* START Exercise data *

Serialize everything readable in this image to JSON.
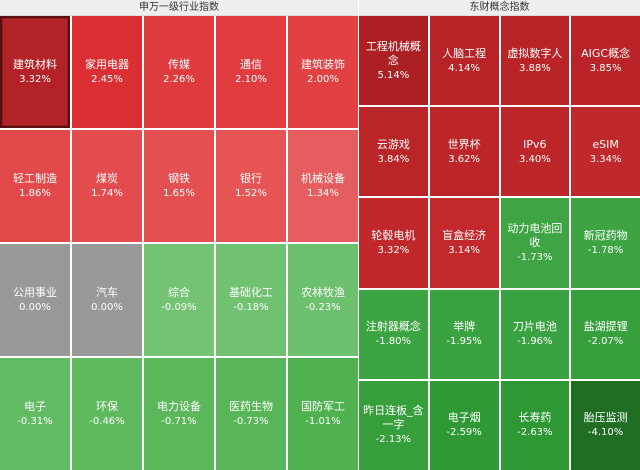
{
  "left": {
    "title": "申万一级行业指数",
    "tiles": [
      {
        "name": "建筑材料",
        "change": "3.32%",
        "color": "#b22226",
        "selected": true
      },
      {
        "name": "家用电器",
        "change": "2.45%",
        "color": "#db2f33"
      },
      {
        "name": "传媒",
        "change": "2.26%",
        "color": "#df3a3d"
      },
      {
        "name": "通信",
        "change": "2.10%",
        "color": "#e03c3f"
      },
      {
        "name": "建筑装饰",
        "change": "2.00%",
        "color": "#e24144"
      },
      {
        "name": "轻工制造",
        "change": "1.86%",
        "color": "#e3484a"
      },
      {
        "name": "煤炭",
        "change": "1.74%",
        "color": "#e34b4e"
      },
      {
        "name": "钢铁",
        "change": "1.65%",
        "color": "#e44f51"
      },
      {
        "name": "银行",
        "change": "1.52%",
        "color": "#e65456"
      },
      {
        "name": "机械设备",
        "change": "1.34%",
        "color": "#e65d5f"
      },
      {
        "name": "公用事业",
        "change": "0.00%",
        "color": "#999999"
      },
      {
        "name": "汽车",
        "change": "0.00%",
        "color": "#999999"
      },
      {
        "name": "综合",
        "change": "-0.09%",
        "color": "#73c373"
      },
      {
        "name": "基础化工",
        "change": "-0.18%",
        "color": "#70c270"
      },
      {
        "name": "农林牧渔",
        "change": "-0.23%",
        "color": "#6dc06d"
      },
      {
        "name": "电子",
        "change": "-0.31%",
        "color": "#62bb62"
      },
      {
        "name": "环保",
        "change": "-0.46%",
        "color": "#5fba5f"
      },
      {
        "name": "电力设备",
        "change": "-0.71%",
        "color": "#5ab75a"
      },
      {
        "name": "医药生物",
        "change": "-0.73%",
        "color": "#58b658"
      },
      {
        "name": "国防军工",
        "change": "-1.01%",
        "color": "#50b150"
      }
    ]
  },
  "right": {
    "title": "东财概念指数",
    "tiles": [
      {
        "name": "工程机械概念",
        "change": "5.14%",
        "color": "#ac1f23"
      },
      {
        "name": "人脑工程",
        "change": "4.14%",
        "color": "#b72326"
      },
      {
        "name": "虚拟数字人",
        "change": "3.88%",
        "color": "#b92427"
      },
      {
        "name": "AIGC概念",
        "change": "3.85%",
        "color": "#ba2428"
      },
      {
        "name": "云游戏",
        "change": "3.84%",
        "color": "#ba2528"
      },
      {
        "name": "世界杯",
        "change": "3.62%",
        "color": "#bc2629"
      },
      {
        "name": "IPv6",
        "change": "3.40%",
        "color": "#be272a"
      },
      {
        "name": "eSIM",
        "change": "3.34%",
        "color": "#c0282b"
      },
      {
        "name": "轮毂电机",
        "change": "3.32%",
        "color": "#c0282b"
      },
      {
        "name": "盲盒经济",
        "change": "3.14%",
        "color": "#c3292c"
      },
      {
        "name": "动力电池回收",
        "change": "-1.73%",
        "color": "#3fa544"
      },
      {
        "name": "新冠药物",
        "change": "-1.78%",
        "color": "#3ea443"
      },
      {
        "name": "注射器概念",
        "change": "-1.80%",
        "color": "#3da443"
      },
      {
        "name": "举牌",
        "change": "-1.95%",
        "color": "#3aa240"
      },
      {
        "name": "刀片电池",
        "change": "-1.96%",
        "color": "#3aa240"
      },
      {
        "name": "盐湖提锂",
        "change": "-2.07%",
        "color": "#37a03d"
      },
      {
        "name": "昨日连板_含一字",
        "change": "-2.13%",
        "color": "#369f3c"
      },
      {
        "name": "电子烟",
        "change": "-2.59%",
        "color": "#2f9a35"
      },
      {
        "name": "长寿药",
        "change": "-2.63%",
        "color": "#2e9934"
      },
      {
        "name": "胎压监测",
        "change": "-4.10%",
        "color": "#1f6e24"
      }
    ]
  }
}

* END Exercise data *
* START Exercise data *

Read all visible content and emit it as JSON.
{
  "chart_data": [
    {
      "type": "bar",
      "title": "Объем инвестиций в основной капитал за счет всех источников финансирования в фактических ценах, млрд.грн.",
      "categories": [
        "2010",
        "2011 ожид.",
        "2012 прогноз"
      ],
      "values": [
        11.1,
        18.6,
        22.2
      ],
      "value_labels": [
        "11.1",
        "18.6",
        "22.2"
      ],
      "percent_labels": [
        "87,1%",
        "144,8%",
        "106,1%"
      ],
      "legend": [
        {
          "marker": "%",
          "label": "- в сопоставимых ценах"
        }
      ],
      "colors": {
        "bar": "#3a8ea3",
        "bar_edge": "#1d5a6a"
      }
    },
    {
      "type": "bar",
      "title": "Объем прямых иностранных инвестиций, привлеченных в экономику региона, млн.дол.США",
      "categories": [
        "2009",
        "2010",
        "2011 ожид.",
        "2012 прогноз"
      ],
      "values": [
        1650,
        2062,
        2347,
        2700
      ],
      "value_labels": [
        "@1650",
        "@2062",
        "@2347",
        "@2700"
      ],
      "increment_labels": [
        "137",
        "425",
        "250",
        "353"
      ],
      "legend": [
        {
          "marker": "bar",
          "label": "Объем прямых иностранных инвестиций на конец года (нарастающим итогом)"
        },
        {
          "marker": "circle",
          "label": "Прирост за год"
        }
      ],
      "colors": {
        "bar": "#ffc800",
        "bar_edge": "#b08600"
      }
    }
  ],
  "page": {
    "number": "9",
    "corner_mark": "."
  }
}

* END Exercise data *

### Exercise brief
Go through the material line by line. Show each line that contains the string "инвестиций".

### The result
      "title": "Объем инвестиций в основной капитал за счет всех источников финансирования в фактических ценах, млрд.грн.",
      "title": "Объем прямых иностранных инвестиций, привлеченных в экономику региона, млн.дол.США",
          "label": "Объем прямых иностранных инвестиций на конец года (нарастающим итогом)"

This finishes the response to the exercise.